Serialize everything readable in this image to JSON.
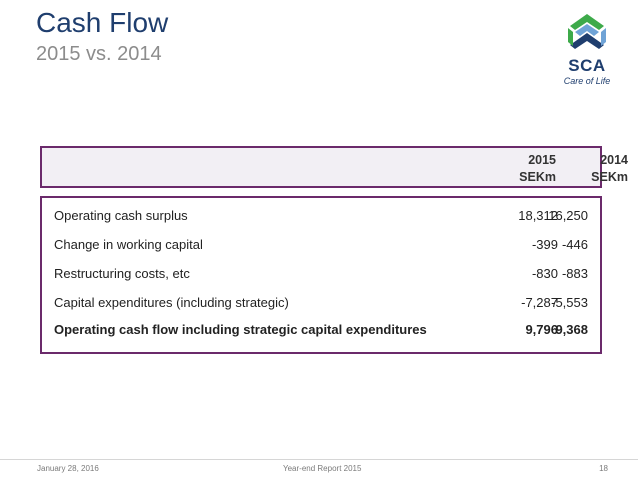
{
  "header": {
    "title": "Cash Flow",
    "subtitle": "2015 vs. 2014"
  },
  "logo": {
    "name": "SCA",
    "tagline": "Care of Life",
    "colors": {
      "blue": "#1f3e6e",
      "green": "#3daa4a",
      "lightblue": "#6fa3d6"
    }
  },
  "table": {
    "columns": [
      {
        "year": "2015",
        "unit": "SEKm"
      },
      {
        "year": "2014",
        "unit": "SEKm"
      }
    ],
    "rows": [
      {
        "label": "Operating cash surplus",
        "v2015": "18,312",
        "v2014": "16,250"
      },
      {
        "label": "Change in working capital",
        "v2015": "-399",
        "v2014": "-446"
      },
      {
        "label": "Restructuring costs, etc",
        "v2015": "-830",
        "v2014": "-883"
      },
      {
        "label": "Capital expenditures (including strategic)",
        "v2015": "-7,287",
        "v2014": "-5,553"
      },
      {
        "label": "Operating cash flow including strategic capital expenditures",
        "v2015": "9,796",
        "v2014": "9,368"
      }
    ],
    "border_color": "#6b2a6b"
  },
  "footer": {
    "date": "January 28, 2016",
    "report": "Year-end Report 2015",
    "page": "18"
  }
}
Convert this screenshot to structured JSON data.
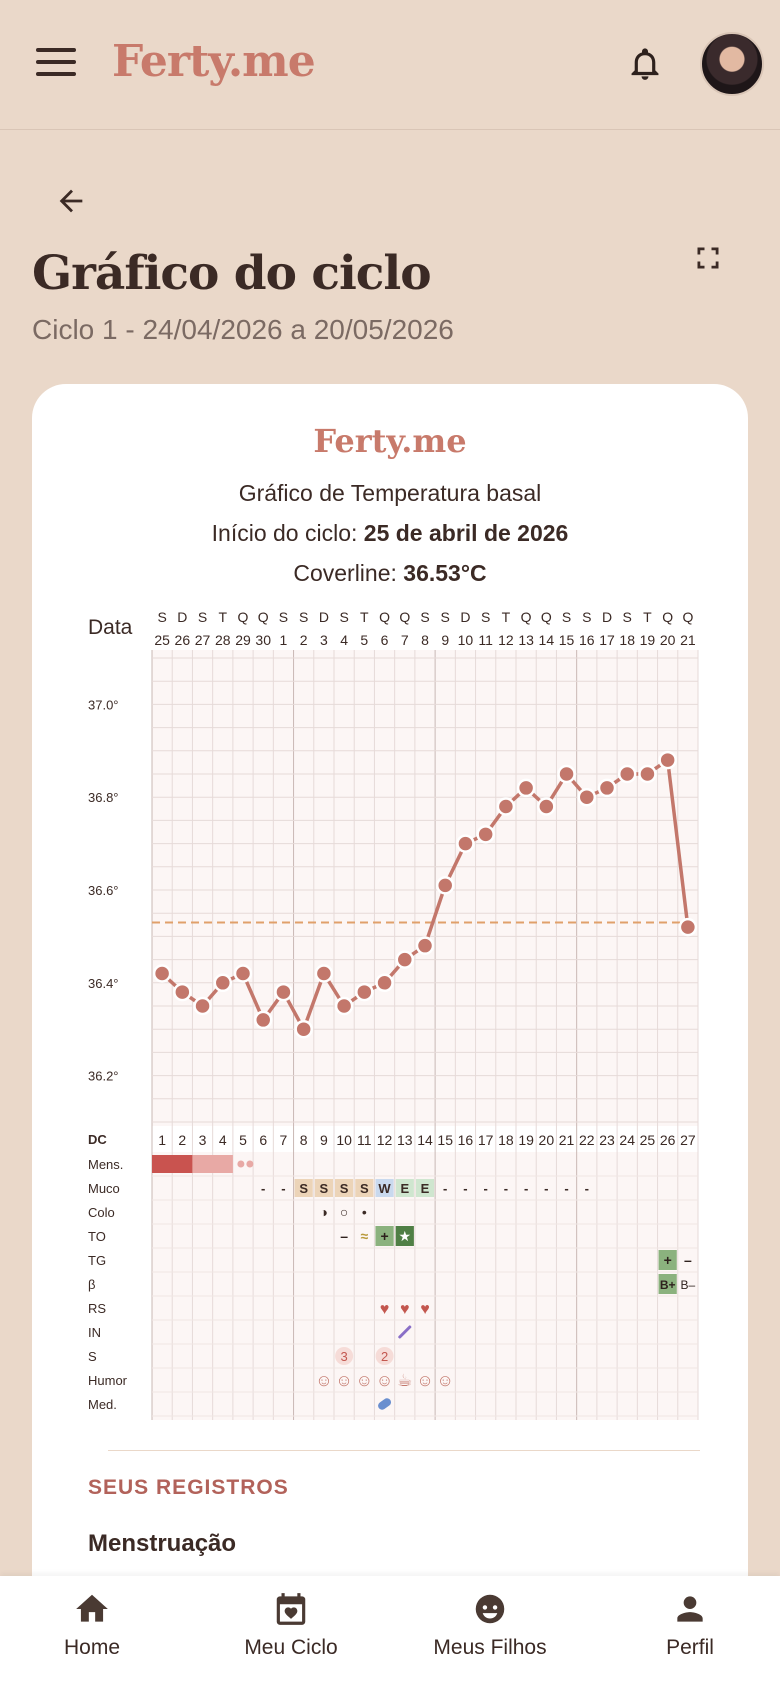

WRITTEN TASK:
Quote the material exactly. Pictures stay out.

RESULT OF THIS TASK:
Serialize everything readable in this image to JSON.
{
  "header": {
    "title": "Cash Flow",
    "subtitle": "2015 vs. 2014"
  },
  "logo": {
    "name": "SCA",
    "tagline": "Care of Life",
    "colors": {
      "blue": "#1f3e6e",
      "green": "#3daa4a",
      "lightblue": "#6fa3d6"
    }
  },
  "table": {
    "columns": [
      {
        "year": "2015",
        "unit": "SEKm"
      },
      {
        "year": "2014",
        "unit": "SEKm"
      }
    ],
    "rows": [
      {
        "label": "Operating cash surplus",
        "v2015": "18,312",
        "v2014": "16,250"
      },
      {
        "label": "Change in working capital",
        "v2015": "-399",
        "v2014": "-446"
      },
      {
        "label": "Restructuring costs, etc",
        "v2015": "-830",
        "v2014": "-883"
      },
      {
        "label": "Capital expenditures (including strategic)",
        "v2015": "-7,287",
        "v2014": "-5,553"
      },
      {
        "label": "Operating cash flow including strategic capital expenditures",
        "v2015": "9,796",
        "v2014": "9,368"
      }
    ],
    "border_color": "#6b2a6b"
  },
  "footer": {
    "date": "January 28, 2016",
    "report": "Year-end Report 2015",
    "page": "18"
  }
}
Convert this screenshot to structured JSON data.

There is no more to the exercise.